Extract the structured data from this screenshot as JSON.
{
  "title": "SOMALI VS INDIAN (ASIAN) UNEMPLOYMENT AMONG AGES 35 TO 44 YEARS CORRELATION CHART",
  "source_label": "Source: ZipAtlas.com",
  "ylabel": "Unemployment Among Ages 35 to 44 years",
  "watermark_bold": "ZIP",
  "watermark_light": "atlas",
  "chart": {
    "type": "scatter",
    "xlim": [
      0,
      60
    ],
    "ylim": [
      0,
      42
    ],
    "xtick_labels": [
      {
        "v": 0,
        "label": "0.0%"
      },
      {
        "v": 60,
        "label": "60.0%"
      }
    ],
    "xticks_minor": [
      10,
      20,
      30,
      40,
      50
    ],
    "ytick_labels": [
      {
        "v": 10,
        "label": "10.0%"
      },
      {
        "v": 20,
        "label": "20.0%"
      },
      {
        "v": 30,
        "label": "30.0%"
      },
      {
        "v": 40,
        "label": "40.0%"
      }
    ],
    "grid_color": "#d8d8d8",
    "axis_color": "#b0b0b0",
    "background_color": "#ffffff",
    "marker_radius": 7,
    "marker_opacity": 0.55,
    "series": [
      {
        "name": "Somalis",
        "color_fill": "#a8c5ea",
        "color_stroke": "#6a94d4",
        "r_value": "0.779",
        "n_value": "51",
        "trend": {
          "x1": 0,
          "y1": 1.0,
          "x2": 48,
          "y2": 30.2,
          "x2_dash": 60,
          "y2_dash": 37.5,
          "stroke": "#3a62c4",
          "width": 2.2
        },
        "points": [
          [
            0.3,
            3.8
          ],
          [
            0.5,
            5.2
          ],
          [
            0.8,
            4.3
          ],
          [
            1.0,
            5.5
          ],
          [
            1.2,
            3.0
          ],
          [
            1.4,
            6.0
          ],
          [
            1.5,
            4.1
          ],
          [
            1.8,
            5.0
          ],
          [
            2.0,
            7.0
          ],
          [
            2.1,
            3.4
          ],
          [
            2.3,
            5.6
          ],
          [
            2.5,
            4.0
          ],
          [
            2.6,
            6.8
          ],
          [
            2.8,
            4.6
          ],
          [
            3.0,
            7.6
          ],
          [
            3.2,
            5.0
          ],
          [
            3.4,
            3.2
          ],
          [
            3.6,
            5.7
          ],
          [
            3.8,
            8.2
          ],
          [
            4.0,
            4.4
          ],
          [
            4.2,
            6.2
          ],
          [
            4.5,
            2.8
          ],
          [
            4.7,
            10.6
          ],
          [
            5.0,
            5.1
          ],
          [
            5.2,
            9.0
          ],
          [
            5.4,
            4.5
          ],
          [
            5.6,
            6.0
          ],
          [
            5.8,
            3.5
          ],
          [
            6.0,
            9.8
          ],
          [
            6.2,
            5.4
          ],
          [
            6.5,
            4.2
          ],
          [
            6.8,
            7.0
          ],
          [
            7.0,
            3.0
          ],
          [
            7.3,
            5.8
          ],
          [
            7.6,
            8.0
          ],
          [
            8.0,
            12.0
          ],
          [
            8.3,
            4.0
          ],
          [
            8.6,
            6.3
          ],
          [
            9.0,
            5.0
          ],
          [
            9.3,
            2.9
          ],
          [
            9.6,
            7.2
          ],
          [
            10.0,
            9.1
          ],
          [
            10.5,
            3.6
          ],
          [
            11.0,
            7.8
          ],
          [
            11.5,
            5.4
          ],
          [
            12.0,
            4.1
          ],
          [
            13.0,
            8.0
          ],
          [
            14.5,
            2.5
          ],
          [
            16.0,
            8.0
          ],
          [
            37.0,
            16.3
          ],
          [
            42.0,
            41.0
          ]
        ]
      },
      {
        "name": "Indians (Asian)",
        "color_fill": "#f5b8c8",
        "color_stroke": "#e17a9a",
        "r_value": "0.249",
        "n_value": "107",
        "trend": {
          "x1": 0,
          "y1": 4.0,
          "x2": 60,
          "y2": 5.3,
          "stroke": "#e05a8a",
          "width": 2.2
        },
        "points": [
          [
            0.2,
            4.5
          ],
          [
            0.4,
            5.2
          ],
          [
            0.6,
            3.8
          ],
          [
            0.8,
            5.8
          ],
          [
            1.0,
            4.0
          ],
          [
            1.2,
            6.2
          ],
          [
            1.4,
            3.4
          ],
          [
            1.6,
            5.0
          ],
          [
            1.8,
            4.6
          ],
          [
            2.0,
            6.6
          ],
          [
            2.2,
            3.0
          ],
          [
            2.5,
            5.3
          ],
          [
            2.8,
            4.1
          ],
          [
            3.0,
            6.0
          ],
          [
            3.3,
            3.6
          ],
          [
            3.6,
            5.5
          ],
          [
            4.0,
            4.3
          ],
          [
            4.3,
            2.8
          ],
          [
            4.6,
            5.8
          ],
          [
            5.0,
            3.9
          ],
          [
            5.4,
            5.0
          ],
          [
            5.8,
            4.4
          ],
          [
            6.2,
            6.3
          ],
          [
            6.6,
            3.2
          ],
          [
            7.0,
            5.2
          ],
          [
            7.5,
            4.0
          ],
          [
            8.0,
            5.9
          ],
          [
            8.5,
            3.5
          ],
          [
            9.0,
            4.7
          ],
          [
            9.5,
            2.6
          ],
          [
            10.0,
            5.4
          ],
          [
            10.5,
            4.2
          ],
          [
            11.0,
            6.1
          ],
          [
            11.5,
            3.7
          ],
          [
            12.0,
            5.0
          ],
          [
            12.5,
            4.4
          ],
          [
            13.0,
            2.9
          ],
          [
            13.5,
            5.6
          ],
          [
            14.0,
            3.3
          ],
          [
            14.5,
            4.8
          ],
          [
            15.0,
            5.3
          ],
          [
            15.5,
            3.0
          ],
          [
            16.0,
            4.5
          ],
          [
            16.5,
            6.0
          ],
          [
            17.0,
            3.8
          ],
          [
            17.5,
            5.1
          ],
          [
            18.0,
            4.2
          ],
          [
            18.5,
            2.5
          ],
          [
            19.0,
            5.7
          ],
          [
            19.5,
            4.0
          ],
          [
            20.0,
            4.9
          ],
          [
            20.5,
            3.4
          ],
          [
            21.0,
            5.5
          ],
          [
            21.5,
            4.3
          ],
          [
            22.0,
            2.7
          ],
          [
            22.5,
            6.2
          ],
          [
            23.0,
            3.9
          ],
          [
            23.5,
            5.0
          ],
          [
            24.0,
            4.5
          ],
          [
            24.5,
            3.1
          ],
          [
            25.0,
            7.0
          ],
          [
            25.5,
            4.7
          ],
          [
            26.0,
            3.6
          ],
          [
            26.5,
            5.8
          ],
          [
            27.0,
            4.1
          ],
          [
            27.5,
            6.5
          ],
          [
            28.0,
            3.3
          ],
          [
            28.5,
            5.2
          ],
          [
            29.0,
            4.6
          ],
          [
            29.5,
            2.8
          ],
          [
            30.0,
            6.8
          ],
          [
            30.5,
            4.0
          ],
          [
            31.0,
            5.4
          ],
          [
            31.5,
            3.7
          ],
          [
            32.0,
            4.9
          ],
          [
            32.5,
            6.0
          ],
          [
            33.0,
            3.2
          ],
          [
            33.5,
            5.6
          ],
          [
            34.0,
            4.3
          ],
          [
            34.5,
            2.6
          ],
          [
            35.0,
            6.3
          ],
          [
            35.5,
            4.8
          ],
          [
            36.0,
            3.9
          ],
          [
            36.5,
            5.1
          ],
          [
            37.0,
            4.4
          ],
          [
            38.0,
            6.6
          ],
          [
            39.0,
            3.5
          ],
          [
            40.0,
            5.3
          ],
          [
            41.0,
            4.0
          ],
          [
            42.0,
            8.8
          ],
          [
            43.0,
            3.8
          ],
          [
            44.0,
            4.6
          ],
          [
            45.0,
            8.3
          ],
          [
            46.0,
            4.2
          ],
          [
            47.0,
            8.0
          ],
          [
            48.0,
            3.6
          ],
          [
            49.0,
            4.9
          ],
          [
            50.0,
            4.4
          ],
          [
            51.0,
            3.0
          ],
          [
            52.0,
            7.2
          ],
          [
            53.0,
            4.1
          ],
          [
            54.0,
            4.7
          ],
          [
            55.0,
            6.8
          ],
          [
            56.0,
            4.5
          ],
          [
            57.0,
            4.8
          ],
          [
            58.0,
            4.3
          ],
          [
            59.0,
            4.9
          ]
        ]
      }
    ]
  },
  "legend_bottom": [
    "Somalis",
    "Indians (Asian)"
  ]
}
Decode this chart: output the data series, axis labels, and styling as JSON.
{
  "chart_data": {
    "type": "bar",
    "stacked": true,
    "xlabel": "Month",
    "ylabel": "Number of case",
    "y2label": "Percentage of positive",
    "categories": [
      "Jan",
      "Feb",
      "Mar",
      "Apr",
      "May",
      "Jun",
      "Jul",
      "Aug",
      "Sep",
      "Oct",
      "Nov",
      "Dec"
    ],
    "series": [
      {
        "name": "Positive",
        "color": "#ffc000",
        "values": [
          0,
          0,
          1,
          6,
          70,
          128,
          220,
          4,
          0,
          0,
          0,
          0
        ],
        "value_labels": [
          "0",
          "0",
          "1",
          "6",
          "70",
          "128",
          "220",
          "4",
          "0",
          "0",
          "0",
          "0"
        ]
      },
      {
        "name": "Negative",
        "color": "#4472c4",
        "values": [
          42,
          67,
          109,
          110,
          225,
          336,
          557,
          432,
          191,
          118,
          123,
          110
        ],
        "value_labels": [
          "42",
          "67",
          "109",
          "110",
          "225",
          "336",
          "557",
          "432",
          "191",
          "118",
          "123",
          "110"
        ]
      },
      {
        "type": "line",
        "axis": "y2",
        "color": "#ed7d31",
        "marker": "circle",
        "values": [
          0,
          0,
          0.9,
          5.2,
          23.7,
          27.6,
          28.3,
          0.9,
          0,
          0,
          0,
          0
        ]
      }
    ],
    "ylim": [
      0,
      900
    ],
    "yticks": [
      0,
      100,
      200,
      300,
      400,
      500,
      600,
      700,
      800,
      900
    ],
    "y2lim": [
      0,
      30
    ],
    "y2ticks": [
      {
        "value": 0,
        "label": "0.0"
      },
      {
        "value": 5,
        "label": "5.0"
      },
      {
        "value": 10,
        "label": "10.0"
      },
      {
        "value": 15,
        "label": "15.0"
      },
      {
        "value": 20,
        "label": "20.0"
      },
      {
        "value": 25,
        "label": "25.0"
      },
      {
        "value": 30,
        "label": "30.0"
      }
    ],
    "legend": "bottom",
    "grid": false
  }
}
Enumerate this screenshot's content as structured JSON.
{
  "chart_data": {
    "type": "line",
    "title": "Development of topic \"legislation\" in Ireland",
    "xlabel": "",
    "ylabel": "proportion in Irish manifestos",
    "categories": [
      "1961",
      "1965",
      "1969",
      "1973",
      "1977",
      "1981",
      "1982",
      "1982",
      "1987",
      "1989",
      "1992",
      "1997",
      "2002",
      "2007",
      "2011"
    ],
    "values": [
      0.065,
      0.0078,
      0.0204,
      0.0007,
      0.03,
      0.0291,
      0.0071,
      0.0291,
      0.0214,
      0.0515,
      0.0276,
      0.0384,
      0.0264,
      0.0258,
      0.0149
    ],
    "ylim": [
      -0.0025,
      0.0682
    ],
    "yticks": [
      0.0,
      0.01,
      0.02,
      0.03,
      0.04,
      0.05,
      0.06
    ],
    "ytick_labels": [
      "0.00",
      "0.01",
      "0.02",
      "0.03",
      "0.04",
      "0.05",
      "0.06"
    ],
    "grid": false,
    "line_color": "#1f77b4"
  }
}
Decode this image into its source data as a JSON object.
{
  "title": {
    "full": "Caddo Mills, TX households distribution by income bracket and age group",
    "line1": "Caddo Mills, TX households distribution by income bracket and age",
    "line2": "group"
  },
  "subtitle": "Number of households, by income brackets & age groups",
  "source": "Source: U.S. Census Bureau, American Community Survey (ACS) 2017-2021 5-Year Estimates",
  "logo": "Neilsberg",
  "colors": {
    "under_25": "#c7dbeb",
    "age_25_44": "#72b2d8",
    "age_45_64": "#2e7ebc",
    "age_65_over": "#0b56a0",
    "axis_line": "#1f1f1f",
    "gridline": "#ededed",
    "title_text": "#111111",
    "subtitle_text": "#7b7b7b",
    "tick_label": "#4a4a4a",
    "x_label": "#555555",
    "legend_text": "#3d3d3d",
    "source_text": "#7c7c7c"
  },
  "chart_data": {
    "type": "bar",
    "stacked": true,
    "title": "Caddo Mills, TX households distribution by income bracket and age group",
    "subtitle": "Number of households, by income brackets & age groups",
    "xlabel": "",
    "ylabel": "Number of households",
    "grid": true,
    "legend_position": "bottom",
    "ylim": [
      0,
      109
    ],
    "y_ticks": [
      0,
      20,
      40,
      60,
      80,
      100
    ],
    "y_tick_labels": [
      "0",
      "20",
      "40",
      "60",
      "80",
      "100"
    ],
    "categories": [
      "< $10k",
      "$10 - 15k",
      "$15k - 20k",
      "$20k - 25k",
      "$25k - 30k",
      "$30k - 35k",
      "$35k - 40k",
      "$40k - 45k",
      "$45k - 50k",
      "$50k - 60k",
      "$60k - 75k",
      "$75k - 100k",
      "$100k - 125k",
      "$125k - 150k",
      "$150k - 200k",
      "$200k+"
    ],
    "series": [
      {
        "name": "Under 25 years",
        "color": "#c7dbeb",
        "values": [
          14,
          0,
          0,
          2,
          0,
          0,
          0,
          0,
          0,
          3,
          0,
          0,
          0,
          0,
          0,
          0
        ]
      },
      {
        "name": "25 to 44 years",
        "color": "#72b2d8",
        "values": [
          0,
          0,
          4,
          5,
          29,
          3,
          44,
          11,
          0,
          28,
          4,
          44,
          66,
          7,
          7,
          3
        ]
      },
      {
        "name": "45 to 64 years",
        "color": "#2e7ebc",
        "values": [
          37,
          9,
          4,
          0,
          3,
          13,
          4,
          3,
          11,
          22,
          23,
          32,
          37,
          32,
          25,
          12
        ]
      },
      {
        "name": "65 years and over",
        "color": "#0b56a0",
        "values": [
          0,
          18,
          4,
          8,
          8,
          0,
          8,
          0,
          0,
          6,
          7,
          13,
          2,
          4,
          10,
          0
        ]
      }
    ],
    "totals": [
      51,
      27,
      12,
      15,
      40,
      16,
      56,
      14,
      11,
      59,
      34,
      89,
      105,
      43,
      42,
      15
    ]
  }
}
■ ■ ■ ■
Aim
Look above for lines with the word "households" and copy them all.

Solution for this exercise
    "full": "Caddo Mills, TX households distribution by income bracket and age group",
    "line1": "Caddo Mills, TX households distribution by income bracket and age",
  "subtitle": "Number of households, by income brackets & age groups",
    "title": "Caddo Mills, TX households distribution by income bracket and age group",
    "subtitle": "Number of households, by income brackets & age groups",
    "ylabel": "Number of households",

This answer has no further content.